Dataset records on visual material:
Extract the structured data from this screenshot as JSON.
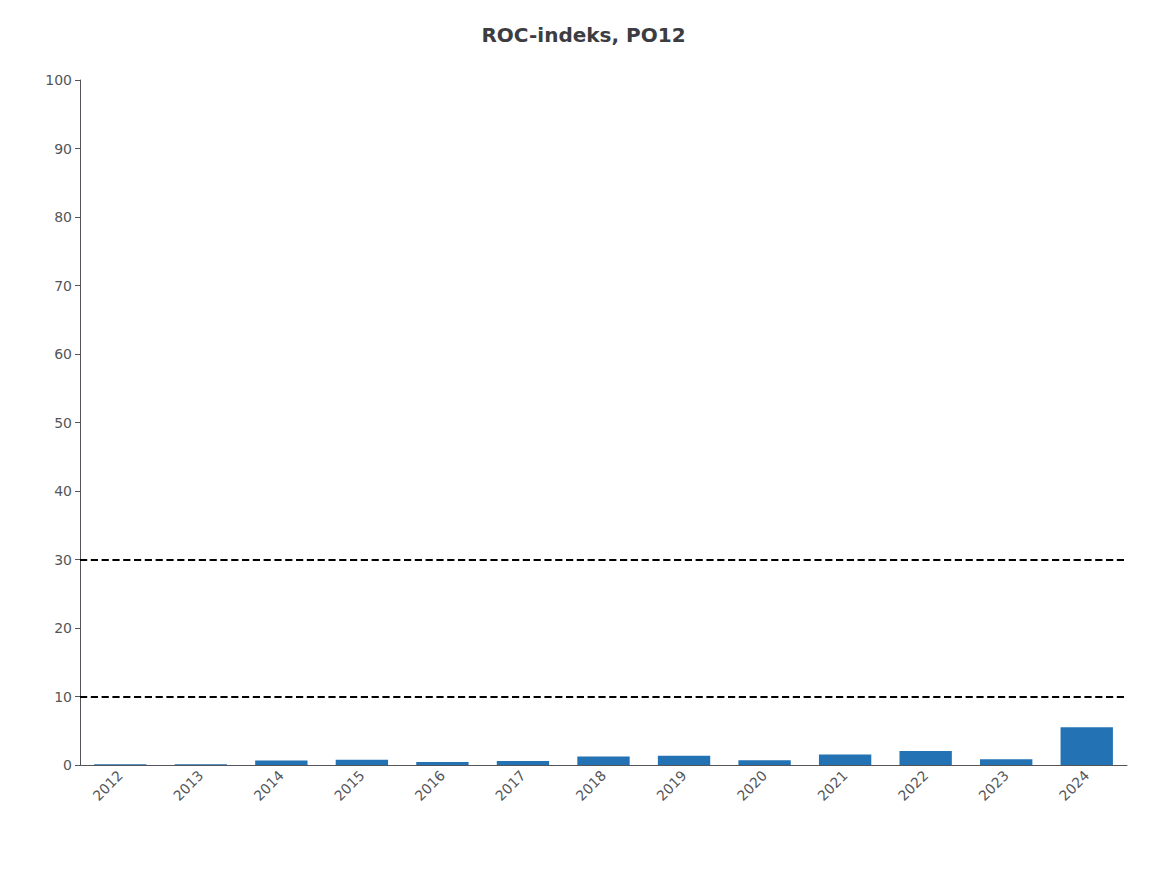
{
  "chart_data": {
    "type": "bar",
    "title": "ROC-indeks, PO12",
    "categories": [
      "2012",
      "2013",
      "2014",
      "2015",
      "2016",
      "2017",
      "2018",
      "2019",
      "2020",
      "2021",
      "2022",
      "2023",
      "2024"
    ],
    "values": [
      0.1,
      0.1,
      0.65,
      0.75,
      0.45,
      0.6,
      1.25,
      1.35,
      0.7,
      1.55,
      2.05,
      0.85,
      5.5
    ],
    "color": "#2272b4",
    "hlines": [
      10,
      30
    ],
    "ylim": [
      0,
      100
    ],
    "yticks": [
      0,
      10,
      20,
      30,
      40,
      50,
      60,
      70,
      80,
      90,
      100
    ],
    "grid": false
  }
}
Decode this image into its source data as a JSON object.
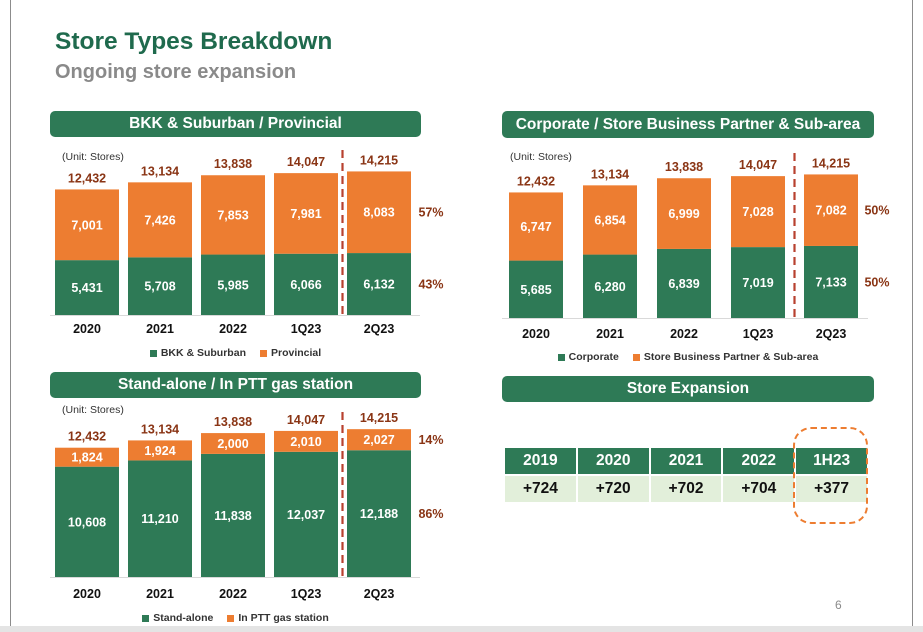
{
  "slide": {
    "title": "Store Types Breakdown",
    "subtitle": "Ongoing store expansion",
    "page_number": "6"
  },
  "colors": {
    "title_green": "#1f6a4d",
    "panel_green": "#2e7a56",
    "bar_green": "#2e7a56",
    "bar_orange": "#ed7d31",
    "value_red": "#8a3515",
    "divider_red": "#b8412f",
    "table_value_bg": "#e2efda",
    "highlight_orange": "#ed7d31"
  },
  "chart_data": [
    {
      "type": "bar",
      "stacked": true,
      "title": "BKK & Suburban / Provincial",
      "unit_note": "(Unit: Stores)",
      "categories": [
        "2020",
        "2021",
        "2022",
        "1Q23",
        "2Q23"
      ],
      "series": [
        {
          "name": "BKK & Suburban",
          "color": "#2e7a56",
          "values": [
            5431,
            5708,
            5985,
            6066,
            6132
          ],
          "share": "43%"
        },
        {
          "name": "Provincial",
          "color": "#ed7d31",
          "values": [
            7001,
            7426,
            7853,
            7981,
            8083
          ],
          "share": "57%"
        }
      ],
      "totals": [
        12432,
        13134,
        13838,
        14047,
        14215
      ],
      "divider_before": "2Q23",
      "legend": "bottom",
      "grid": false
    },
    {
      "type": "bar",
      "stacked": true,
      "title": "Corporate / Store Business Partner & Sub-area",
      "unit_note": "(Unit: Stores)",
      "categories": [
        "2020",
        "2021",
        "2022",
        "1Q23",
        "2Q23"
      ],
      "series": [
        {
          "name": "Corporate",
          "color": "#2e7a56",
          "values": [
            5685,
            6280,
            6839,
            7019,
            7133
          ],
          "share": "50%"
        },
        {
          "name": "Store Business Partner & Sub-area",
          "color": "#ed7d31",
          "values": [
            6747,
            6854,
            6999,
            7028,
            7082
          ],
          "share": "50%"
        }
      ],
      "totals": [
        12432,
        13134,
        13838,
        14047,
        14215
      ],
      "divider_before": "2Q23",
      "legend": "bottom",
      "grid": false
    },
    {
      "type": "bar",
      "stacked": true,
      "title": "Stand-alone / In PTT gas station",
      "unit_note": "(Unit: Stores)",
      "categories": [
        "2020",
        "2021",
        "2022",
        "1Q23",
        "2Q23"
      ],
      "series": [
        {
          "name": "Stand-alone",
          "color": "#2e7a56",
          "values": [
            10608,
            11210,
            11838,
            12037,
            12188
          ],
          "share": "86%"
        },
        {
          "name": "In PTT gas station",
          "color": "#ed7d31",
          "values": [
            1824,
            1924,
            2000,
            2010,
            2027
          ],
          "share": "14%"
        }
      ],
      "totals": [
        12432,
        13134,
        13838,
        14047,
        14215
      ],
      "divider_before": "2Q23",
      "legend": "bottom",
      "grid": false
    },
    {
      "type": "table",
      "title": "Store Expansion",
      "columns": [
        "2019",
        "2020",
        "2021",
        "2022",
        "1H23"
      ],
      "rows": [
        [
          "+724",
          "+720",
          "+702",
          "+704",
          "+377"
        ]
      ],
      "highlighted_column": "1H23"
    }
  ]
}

...

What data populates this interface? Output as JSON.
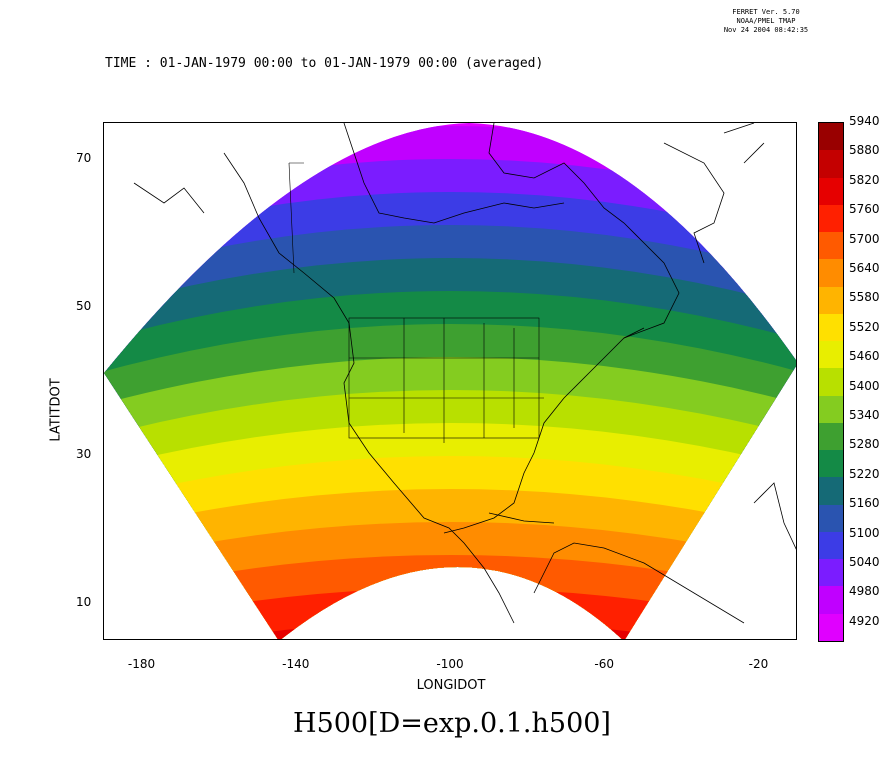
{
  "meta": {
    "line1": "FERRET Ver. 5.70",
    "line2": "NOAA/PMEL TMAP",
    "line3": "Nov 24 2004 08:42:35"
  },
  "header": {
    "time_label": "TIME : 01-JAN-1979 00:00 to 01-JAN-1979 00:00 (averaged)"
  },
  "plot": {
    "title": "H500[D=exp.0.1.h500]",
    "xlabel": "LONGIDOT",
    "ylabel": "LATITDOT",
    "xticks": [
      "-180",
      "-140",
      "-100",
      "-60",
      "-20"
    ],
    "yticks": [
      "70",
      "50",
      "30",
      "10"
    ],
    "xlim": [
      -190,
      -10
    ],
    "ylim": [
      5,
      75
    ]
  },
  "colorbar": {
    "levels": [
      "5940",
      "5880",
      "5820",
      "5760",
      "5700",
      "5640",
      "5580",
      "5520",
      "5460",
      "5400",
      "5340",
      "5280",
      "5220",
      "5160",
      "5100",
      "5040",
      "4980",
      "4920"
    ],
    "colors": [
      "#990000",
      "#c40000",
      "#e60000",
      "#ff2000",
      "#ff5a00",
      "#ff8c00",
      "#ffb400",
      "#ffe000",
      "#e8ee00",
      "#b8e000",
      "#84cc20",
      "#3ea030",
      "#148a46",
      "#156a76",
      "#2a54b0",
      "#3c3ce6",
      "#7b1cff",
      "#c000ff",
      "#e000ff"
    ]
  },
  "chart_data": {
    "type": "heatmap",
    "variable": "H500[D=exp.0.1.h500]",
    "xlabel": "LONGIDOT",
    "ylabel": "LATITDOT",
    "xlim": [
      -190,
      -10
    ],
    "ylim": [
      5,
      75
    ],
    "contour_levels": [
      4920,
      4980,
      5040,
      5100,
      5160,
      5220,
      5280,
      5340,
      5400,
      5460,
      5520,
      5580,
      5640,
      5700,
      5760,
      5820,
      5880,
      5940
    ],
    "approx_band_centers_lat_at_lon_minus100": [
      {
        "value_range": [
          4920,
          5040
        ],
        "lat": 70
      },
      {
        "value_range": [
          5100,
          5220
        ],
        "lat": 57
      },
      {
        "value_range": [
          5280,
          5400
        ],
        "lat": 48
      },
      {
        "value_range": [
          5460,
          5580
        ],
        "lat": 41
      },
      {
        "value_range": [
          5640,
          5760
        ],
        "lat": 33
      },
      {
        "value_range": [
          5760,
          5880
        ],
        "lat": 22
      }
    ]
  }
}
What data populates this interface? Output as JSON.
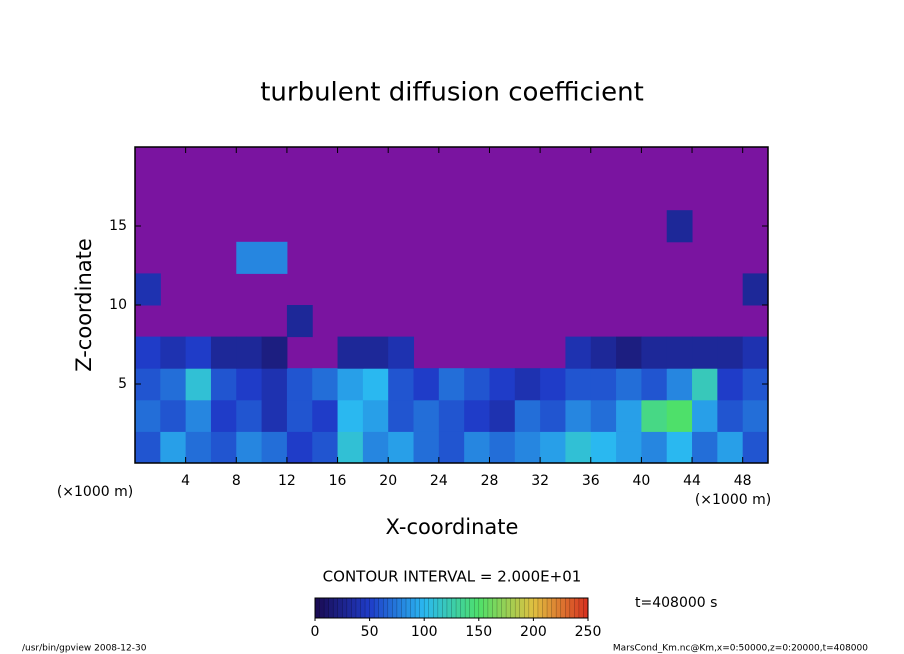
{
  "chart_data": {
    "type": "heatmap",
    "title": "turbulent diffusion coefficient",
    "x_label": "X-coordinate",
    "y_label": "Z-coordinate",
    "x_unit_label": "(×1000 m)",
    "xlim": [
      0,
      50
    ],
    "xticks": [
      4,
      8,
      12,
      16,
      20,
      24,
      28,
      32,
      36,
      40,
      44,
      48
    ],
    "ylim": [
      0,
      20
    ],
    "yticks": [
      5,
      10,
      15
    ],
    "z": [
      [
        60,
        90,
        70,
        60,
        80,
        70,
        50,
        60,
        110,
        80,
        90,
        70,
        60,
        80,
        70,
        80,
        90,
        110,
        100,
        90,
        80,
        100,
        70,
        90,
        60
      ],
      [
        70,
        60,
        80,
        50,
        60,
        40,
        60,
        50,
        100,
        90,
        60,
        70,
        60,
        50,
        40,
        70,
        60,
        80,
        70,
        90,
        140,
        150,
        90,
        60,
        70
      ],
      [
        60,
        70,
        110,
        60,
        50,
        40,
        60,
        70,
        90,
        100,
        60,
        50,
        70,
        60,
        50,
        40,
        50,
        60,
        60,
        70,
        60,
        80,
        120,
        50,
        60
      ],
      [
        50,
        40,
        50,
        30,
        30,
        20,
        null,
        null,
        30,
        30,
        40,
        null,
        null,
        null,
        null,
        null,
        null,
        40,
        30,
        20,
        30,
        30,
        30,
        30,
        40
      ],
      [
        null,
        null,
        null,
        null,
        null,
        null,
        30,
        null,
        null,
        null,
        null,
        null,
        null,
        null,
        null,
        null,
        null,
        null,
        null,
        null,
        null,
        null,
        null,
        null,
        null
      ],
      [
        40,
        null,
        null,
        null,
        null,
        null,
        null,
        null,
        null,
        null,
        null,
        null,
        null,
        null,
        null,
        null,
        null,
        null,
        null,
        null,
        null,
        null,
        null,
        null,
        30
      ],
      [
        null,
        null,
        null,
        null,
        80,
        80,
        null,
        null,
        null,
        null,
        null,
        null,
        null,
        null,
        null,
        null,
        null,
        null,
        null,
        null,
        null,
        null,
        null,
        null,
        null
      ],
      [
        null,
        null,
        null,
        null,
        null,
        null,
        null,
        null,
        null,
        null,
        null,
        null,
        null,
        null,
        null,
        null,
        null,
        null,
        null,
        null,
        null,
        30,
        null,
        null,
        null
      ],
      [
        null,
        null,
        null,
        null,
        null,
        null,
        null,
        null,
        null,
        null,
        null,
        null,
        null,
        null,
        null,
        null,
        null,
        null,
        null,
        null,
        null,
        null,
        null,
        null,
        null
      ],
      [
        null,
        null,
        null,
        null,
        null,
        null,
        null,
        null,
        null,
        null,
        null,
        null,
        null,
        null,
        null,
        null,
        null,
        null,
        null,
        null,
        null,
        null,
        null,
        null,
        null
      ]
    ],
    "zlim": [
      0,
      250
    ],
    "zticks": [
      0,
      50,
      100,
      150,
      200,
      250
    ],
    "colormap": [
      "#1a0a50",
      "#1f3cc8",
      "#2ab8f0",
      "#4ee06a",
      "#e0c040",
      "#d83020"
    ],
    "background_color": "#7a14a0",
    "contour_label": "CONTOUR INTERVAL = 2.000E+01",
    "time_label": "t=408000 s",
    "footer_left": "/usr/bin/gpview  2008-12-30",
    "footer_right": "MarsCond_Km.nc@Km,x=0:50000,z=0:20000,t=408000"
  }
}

- [Description of the task] Which lines above contain the word "share"? Copy each of them.

- [Answer for the task]
          "share": "43%"
          "share": "57%"
          "share": "50%"
          "share": "50%"
          "share": "86%"
          "share": "14%"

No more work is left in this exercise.